НА СИНИЧКЕ


Последний день июля. Солнце перевалило за полдень. Погода стоит жаркая, тихая. Небо чистое, ни облачка. Парит, даже в лесу душно.

Самолеты ни на минуту не прекращают бомбежку, изматывают нервы. Одно звено бомбардировщиков сменяется другим. Над лесом стоит сплошной рев моторов, трескотня пулеметов и грохот бомб. Кажется, не будет конца этой адской молотилке.

Во второй половине дня где-то за каменной грядой прогремел гром, который мы сначала приняли за грохот взрывов. Раскаты повторились более отчетливо, как будто великан стучал в ворота, пробивая себе дорогу в горы. Повеял легкий ветерок. Зашелестели листья на деревьях. Из-за гребня гор появилась черная туча. Она клубилась и быстро заволакивала вершины гор, надвигаясь на нас. Видя приближение грозы, фашистские бомбардировщики, как нашкодившие псы, поспешили скрыться.

Над нами еще жарко светило солнце, а дальние вершины скрылись за свинцово-серыми потоками дождя. Вдруг резкий порыв свежего ветра нагнул деревья, посыпались листья, зашуршала трава. Послышался нарастающий шум. Разводами сверкнули ослепительные молнии, и с грозным треском грянул гром, заставивший партизан присесть. Заржали перепуганные кони. В эту же секунду водопадом обрушился дождь и, как из ушата, окатил нас холодной водой. Водяные потоки хлынули с гор в долины. А гроза раз за разом повторяла ошеломляющие удары. Казалось, горы ходили ходуном.

– Такая сила электроэнергии пропадет даром! — прокричал сидевший рядом со мною Гапоненко. — Вот бы запрячь этого коника. Сколько бы он эшелонов потянул!

Гроза так же быстро прошла, как и налетела. Но ливень сменился обильным градом. Тут уж было не до шуток. Отшлифованные льдинки величиной с голубиное яйцо сыпались сплошными полосами. Люди прятались под деревья, защищали головы вещмешками, полевыми сумками, плащ-палатками и всем, что попадало под руки. Больше всего доставалось лошадям. Они жалобно ржали, обрывали поводья и метались между деревьями, пытаясь спастись от беспощадных ударов града. Но все напрасно.

Наконец белая полоса ледяного дождя, измолотив нас, насадив синяков и шишек, начала удаляться на северо-восток, продолжая сокрушать листья деревьев и посевы. Над нами вновь засверкало солнце и осветило землю, покрытую толстым слоем льдинок. Партизаны наполняли ими котелки, ждали, пока они растают, и пили холодную, чистую воду.

Продрогшие люди выходили на полянки, подставляли спины под теплые лучи солнца, снимали и выкручивали промокшую до нитки одежду. Полчаса назад мы изнывали от жары, а теперь радовались теплу.

Ездовые и кавалеристы бегали по лесу, разыскивали сорвавшихся лошадей.

– Ну и душ. Никогда не думал, что в июле можно так замерзнуть, — лязгая зубами, проговорил Юра Корольков.

****

Перескажите, пожалуйста, отрывок выше в двух предложениях.

Данные разбора макета страницы:
****

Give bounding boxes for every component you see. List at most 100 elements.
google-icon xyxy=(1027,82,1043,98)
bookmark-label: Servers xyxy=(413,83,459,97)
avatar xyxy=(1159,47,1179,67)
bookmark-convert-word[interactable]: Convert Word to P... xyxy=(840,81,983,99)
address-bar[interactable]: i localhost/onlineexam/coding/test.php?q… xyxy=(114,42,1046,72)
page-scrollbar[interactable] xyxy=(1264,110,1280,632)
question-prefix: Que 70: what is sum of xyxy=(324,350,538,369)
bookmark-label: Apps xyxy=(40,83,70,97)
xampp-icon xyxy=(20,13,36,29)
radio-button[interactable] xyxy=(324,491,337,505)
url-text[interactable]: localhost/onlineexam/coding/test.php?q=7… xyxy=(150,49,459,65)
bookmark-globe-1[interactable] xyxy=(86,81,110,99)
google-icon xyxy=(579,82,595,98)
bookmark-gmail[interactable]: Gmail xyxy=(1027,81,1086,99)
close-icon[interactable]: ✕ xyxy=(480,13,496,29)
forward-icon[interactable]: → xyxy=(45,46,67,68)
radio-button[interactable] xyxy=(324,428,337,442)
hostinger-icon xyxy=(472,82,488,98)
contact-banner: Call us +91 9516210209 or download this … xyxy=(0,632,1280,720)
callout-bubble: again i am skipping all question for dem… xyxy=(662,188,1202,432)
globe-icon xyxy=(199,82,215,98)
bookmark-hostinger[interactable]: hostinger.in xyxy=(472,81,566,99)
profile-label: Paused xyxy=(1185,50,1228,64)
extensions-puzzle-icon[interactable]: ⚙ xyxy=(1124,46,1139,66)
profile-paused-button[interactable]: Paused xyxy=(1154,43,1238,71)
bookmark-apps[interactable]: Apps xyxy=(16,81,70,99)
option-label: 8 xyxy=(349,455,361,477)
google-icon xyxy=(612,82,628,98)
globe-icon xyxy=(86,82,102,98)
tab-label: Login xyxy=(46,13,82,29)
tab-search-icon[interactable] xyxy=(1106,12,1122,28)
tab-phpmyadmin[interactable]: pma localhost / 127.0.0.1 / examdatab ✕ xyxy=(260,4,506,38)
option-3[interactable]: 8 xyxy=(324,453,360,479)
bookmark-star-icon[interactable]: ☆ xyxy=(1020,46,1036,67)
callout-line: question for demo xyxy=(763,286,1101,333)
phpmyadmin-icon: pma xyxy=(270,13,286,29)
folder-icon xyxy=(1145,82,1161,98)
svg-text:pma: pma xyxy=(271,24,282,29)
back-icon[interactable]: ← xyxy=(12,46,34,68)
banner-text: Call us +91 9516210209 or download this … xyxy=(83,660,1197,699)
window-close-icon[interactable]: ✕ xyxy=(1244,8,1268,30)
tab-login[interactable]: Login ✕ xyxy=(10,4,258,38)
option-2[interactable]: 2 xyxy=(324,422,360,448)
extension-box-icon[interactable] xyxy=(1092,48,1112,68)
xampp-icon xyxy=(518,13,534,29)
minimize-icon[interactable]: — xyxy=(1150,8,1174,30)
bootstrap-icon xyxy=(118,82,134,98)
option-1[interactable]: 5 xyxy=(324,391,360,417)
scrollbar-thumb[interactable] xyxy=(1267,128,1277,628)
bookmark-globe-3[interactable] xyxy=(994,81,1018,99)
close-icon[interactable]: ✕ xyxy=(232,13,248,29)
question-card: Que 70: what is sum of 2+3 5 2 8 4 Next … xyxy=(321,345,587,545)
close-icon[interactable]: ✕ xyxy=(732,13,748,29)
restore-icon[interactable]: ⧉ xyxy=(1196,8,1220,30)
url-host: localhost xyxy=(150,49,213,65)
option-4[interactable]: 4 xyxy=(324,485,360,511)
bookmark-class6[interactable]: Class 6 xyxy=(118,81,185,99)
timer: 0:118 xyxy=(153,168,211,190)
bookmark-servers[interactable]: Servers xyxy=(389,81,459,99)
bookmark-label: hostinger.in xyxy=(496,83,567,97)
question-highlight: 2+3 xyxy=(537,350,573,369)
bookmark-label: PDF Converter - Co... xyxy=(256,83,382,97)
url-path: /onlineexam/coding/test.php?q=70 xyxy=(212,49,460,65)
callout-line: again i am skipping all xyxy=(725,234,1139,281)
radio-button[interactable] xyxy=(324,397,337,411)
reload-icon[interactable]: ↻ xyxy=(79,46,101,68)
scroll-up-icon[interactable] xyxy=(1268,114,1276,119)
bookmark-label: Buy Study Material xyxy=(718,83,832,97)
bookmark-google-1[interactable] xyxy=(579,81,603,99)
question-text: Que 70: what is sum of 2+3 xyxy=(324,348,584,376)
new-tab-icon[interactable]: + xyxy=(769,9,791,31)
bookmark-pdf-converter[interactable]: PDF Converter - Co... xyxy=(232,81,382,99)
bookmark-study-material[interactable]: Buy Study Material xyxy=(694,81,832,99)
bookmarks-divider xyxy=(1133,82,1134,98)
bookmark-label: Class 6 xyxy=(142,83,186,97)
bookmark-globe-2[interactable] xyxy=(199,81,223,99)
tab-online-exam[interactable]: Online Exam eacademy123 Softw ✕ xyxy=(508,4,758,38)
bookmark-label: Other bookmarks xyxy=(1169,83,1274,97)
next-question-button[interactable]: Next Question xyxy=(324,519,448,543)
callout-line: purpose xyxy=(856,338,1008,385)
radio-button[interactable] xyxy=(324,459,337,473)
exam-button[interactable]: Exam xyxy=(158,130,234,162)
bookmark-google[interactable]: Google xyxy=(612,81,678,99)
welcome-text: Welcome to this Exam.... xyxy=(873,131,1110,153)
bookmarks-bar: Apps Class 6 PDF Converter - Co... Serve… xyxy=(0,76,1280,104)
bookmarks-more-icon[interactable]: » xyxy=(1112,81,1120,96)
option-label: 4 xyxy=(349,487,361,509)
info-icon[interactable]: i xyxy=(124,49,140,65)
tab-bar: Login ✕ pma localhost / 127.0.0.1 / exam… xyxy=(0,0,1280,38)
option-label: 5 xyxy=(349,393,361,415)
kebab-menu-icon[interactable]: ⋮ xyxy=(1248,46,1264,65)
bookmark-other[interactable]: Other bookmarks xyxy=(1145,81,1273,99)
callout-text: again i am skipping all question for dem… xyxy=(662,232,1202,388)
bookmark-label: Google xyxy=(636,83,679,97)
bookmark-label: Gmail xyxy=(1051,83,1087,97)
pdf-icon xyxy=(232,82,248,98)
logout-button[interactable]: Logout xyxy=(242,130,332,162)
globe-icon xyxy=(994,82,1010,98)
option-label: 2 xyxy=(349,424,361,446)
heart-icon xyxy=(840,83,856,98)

****

Решённое упражнение —
В жаркий последний день июля фашистские самолеты непрерывно бомбили лес, где находились партизаны, но с приближением грозы бомбардировщики поспешили скрыться. Грозу с ливнем сменил крупный град, который избил людей и лошадей, а когда снова засверкало солнце, партизаны пили воду из растаявших льдинок и грелись, выкручивая промокшую одежду.